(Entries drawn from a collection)

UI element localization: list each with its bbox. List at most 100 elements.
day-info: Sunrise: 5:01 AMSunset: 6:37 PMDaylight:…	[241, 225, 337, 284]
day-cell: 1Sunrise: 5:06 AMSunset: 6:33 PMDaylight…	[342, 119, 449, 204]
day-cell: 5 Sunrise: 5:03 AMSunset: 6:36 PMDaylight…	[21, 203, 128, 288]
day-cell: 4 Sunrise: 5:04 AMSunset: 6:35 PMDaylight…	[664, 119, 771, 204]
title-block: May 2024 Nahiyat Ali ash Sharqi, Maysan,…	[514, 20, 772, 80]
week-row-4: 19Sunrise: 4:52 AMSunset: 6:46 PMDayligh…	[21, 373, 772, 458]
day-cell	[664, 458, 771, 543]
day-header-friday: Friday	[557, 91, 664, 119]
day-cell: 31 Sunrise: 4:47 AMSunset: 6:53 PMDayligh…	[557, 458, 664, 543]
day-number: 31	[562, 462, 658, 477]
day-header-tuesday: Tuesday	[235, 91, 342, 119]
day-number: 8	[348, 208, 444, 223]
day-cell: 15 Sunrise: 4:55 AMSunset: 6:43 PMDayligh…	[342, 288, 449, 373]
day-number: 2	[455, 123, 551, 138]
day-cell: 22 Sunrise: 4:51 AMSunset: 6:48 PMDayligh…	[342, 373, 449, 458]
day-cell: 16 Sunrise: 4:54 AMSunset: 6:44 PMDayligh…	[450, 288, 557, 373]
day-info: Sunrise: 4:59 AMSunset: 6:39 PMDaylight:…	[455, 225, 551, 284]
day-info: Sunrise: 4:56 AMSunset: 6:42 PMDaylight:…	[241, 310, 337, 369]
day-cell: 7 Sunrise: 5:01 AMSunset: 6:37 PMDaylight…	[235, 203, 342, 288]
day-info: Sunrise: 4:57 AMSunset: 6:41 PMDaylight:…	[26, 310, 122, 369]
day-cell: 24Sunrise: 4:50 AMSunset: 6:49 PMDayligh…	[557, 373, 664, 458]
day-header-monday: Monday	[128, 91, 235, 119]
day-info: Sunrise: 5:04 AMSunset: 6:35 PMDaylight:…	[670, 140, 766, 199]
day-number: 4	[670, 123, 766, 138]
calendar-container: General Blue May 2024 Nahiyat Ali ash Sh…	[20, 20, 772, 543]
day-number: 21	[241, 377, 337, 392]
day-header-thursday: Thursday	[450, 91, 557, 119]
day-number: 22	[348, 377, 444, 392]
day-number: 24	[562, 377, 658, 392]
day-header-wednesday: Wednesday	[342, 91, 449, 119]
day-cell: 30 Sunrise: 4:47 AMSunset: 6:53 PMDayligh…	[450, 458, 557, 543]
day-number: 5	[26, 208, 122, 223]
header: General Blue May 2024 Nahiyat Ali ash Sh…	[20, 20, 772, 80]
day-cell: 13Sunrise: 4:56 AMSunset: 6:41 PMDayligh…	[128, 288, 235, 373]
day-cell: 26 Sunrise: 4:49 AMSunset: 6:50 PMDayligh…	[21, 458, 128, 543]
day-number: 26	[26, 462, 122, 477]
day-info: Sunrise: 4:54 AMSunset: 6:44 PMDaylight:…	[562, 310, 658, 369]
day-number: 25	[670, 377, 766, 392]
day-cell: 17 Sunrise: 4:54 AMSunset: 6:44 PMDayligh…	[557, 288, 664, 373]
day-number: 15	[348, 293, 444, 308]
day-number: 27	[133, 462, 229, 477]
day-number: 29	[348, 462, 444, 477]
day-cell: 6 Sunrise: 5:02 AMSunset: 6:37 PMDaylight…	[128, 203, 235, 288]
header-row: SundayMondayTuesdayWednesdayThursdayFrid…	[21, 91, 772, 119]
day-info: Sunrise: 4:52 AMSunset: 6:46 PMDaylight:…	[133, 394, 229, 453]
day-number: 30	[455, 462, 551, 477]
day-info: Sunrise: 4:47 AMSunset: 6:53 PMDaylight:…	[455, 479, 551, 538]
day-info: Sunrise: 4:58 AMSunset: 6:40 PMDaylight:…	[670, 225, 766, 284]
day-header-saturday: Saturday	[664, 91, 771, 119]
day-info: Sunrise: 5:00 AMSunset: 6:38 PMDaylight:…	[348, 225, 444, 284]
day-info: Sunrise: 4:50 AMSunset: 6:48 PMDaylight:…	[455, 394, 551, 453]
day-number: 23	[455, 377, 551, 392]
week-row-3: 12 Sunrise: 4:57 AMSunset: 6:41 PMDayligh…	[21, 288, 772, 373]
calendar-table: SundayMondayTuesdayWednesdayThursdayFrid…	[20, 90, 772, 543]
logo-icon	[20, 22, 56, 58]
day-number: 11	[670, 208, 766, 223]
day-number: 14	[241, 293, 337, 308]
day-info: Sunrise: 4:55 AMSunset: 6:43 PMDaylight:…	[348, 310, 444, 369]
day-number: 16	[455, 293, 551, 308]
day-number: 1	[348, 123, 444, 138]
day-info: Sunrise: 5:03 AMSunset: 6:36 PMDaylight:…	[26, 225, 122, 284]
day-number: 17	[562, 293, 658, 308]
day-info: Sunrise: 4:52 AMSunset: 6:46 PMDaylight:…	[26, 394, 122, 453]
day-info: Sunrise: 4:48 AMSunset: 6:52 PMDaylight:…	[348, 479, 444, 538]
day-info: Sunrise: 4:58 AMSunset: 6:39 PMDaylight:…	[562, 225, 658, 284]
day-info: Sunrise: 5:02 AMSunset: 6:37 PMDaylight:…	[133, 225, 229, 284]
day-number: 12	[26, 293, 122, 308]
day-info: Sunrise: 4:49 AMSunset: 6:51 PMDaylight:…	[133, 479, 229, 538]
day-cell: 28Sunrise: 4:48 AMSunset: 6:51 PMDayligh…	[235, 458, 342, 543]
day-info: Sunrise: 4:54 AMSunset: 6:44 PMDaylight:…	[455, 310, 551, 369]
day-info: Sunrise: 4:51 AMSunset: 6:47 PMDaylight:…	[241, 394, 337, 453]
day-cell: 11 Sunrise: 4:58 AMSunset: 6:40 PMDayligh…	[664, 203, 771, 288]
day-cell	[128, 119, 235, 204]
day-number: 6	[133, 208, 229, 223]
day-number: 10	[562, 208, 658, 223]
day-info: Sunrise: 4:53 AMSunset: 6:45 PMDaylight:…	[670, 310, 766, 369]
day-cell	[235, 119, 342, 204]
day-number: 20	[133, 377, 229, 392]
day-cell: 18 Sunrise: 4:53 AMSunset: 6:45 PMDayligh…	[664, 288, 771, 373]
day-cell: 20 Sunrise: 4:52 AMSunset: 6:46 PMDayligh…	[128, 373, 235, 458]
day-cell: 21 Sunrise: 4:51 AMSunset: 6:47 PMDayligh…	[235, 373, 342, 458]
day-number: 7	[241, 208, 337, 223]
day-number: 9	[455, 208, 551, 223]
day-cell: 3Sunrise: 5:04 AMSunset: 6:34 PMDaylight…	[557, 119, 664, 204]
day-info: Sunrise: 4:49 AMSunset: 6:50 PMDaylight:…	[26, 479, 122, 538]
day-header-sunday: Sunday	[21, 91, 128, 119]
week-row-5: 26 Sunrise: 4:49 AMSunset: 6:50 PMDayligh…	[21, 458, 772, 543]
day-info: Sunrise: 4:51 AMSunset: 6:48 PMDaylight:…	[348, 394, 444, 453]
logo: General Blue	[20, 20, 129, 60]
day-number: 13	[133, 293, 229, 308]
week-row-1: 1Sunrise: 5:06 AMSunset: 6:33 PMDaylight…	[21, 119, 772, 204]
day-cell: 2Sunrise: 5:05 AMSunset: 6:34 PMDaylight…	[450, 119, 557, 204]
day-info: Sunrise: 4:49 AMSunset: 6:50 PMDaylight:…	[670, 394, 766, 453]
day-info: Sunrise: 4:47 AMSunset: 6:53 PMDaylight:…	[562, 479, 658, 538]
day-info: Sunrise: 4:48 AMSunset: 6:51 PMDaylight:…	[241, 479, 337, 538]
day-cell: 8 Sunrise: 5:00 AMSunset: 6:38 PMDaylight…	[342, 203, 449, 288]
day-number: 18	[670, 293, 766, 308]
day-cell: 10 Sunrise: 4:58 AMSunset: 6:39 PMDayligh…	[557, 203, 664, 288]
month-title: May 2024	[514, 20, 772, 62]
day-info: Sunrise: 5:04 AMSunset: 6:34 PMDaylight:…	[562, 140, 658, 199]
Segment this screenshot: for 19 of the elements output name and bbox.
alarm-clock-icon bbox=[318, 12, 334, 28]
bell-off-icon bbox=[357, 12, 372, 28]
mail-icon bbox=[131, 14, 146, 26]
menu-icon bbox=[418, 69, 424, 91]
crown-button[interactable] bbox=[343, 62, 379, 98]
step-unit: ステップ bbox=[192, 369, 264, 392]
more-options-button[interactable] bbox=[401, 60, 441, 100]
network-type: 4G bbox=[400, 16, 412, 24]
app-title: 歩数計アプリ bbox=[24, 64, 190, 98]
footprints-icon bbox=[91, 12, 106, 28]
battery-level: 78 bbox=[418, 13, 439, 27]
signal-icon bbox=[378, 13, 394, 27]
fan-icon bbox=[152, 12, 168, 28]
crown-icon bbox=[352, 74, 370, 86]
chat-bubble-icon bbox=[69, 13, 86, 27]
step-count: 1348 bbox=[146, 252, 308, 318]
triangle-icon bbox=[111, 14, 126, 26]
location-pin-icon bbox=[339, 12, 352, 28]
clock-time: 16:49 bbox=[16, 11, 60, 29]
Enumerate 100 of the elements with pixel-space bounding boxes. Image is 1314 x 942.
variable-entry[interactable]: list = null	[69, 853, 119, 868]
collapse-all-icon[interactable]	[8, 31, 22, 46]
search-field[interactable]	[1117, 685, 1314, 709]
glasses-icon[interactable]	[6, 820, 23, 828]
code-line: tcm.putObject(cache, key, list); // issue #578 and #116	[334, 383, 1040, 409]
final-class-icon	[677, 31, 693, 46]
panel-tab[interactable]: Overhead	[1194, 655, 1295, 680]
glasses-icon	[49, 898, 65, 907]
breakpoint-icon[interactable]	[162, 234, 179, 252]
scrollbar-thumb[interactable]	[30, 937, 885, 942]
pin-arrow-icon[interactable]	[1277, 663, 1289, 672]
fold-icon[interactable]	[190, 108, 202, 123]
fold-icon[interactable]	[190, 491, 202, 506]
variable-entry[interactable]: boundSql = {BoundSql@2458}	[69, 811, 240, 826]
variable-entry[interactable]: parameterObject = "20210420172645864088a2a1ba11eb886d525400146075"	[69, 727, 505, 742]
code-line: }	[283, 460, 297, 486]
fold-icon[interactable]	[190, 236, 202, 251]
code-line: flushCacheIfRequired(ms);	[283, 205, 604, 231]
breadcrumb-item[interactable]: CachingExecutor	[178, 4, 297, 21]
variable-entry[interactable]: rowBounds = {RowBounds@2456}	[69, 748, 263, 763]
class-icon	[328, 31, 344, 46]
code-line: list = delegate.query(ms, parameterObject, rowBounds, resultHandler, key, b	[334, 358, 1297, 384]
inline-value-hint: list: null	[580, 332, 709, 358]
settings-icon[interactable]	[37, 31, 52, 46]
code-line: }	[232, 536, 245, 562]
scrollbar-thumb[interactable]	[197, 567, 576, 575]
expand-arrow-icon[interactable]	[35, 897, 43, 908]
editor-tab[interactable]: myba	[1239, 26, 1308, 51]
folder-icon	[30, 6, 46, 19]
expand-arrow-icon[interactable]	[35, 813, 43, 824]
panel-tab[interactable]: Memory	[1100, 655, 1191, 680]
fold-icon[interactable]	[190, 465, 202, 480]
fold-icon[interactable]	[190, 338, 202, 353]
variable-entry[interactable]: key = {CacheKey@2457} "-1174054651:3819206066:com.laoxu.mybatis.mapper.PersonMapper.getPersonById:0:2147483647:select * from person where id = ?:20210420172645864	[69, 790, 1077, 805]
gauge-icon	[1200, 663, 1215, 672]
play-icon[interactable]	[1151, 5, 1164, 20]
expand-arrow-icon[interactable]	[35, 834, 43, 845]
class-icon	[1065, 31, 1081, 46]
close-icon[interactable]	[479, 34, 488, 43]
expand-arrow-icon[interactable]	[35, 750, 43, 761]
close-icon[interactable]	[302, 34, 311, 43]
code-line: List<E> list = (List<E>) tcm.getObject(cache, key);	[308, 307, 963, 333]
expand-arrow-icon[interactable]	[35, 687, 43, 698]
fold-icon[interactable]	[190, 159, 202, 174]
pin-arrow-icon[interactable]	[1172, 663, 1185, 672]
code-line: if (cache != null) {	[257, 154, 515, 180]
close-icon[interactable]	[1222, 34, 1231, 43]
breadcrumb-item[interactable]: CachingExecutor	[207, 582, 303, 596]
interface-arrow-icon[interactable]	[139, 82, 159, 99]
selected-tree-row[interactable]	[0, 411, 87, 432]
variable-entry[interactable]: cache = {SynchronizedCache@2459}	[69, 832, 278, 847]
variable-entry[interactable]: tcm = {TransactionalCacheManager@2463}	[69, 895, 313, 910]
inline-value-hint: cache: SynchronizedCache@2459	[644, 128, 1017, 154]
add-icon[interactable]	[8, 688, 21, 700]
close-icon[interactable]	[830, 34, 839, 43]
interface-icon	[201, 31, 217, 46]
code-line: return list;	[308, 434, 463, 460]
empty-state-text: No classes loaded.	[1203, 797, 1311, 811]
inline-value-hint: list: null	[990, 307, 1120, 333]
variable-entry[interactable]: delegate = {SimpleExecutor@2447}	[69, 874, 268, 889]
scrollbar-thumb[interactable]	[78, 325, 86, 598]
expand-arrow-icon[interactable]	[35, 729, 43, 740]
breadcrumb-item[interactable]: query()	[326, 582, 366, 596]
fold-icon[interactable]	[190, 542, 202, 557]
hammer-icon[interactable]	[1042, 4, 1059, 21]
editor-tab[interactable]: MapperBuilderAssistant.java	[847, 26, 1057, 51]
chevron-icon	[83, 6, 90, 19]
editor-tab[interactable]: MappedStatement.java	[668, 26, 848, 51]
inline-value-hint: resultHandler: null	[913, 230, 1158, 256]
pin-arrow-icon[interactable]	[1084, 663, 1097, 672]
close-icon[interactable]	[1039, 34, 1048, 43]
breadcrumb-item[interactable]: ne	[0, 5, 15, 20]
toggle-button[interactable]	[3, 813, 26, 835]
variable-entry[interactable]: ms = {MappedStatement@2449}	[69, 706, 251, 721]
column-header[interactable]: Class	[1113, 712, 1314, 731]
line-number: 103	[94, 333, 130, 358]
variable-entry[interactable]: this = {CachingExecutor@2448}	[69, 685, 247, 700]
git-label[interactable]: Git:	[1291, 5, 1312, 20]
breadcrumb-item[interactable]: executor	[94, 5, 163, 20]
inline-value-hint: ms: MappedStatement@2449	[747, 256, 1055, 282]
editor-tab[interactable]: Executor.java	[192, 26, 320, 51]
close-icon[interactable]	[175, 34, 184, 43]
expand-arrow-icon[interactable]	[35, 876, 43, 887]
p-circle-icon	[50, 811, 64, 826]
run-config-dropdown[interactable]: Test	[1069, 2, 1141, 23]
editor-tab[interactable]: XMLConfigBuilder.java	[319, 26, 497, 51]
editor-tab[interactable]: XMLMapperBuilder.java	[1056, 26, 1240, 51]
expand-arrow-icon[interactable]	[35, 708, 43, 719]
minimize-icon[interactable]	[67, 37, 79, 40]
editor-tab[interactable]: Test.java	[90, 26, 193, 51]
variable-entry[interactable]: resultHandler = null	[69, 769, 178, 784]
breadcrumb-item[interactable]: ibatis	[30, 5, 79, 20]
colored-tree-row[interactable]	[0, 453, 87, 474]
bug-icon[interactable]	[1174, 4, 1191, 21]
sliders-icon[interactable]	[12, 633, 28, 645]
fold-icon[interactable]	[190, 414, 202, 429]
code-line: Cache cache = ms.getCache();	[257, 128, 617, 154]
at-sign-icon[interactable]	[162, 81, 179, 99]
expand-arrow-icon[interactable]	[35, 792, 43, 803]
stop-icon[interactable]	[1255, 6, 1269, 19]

THE PROBLEM —
Quote everything from the start of the material down to the line containing "day-cell: 4 Sunrise: 5:04", including that line.

TASK RESPONSE —
UI element localization: list each with its bbox. List at most 100 elements.
day-info: Sunrise: 5:01 AMSunset: 6:37 PMDaylight:…	[241, 225, 337, 284]
day-cell: 1Sunrise: 5:06 AMSunset: 6:33 PMDaylight…	[342, 119, 449, 204]
day-cell: 5 Sunrise: 5:03 AMSunset: 6:36 PMDaylight…	[21, 203, 128, 288]
day-cell: 4 Sunrise: 5:04 AMSunset: 6:35 PMDaylight…	[664, 119, 771, 204]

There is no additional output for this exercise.